Dossier
Croissance économique et luttes contre les inégalités et la pauvreté. Étude comparée des politiques et des stratégies
Appel à articles
1. Mise en perspective
Depuis de nombreuses années, on observe un transfert significatif de richesse en direction des économies dites émergentes. Plus connus sous le vocable d’économies à marchés émergents – c’est-à-dire des espaces économiques qui sont localisés à l’extérieur du centre capitaliste développé et qui se sont embarqués dans un processus de croissance et d’industrialisation rapide – ces nouveaux acteurs économiques participent de manière plus active à l’expansion et à la consolidation de l’économie de marché au niveau global.

▶ **ÉNONCÉ DU PROBLÈME**
Pouvez-vous condenser en une courte liste le paragraphe de l'extrait qui commence par « Depuis de nombreuses années », en conservant ses faits principaux ? Appuyez-vous uniquement sur l'extrait.

▶ **DOCUMENTS FOURNIS**
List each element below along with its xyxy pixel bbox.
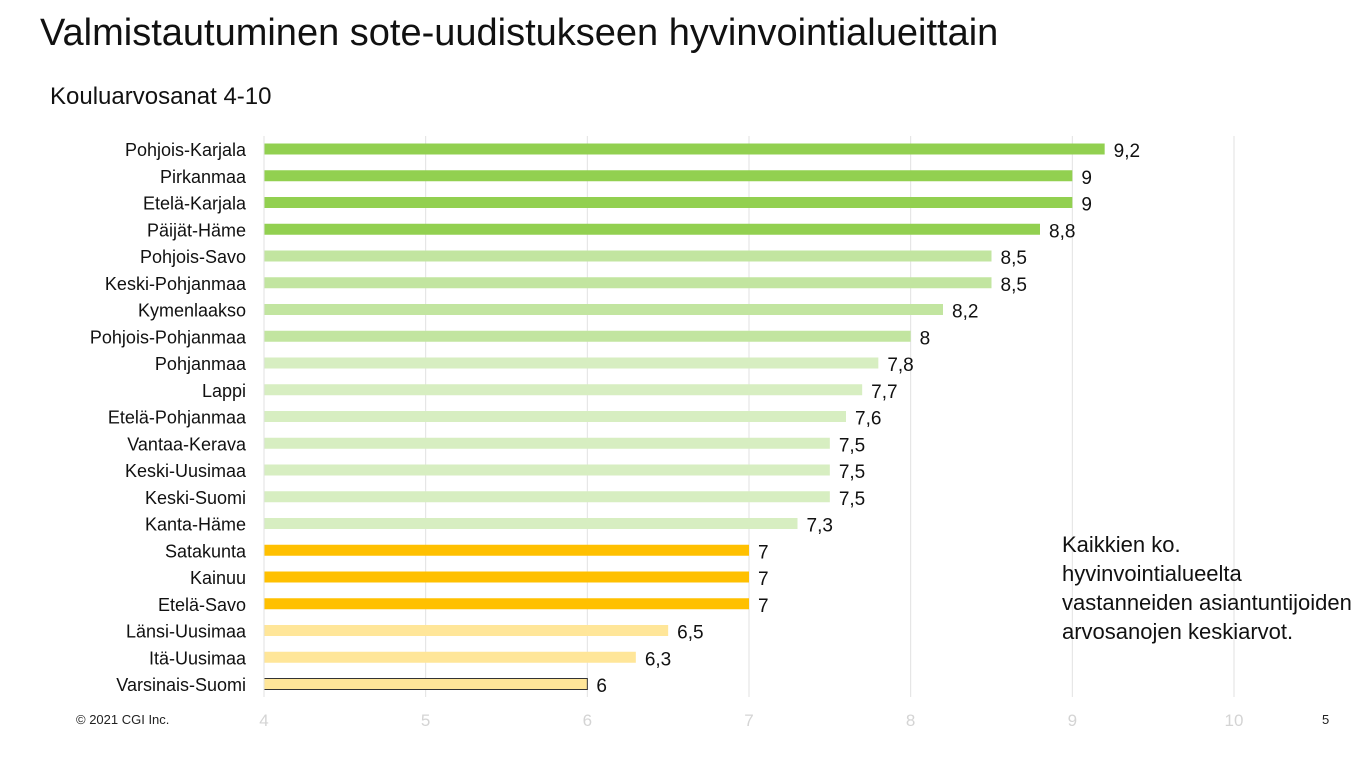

▶ **RÉPONSE ATTENDUE**
- Depuis de nombreuses années, la richesse se déplace nettement vers les économies dites émergentes.
- On les appelle aussi économies à marchés émergents. Ce sont des espaces situés hors du centre capitaliste développé, engagés dans une croissance et une industrialisation rapides.
- Ces nouveaux acteurs contribuent plus activement à l'expansion et à la consolidation de l'économie de marché à l'échelle mondiale.